--- START ---
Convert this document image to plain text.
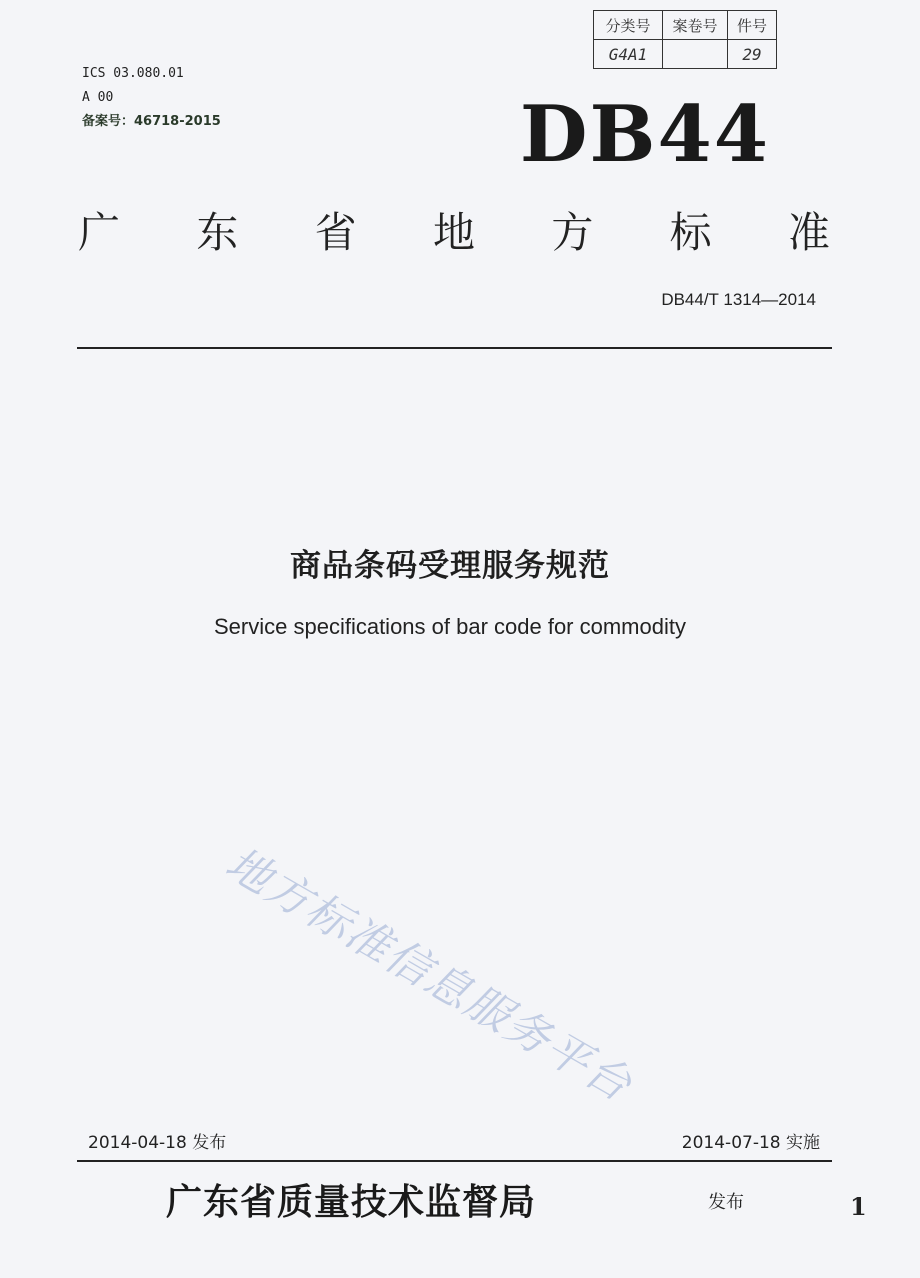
分类号	案卷号	件号
G4A1		29
ICS 03.080.01
A 00
备案号：46718-2015	DB44
广 东 省 地 方 标 准
DB44/T 1314—2014
商品条码受理服务规范
Service specifications of bar code for commodity
地方标准信息服务平台
2014-04-18 发布	2014-07-18 实施
广东省质量技术监督局	发布	1
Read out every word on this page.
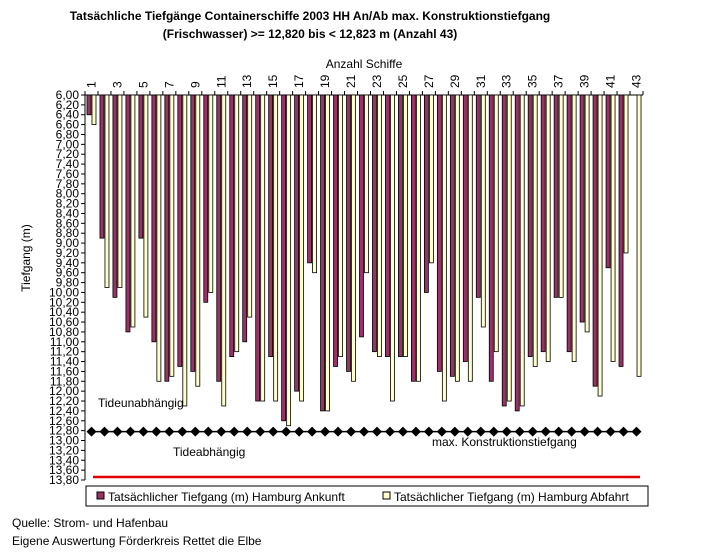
Tatsächliche Tiefgänge Containerschiffe 2003 HH An/Ab max. Konstruktionstiefgang
(Frischwasser) >= 12,820 bis < 12,823 m (Anzahl 43)
Anzahl Schiffe
Tiefgang (m)
6,00
6,20
6,40
6,60
6,80
7,00
7,20
7,40
7,60
7,80
8,00
8,20
8,40
8,60
8,80
9,00
9,20
9,40
9,60
9,80
10,00
10,20
10,40
10,60
10,80
11,00
11,20
11,40
11,60
11,80
12,00
12,20
12,40
12,60
12,80
13,00
13,20
13,40
13,60
13,80
1 3 5 7 9 11 13 15 17 19 21 23 25 27 29 31 33 35 37 39 41 43
Tideunabhängig
Tideabhängig
max. Konstruktionstiefgang
Tatsächlicher Tiefgang (m) Hamburg Ankunft	Tatsächlicher Tiefgang (m) Hamburg Abfahrt
Quelle: Strom- und Hafenbau
Eigene Auswertung Förderkreis Rettet die Elbe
--- END ---
■ To do:
Scan the listing above. Gather each line that contains the word "Anzahl".

■ Output:
(Frischwasser) >= 12,820 bis < 12,823 m (Anzahl 43)
Anzahl Schiffe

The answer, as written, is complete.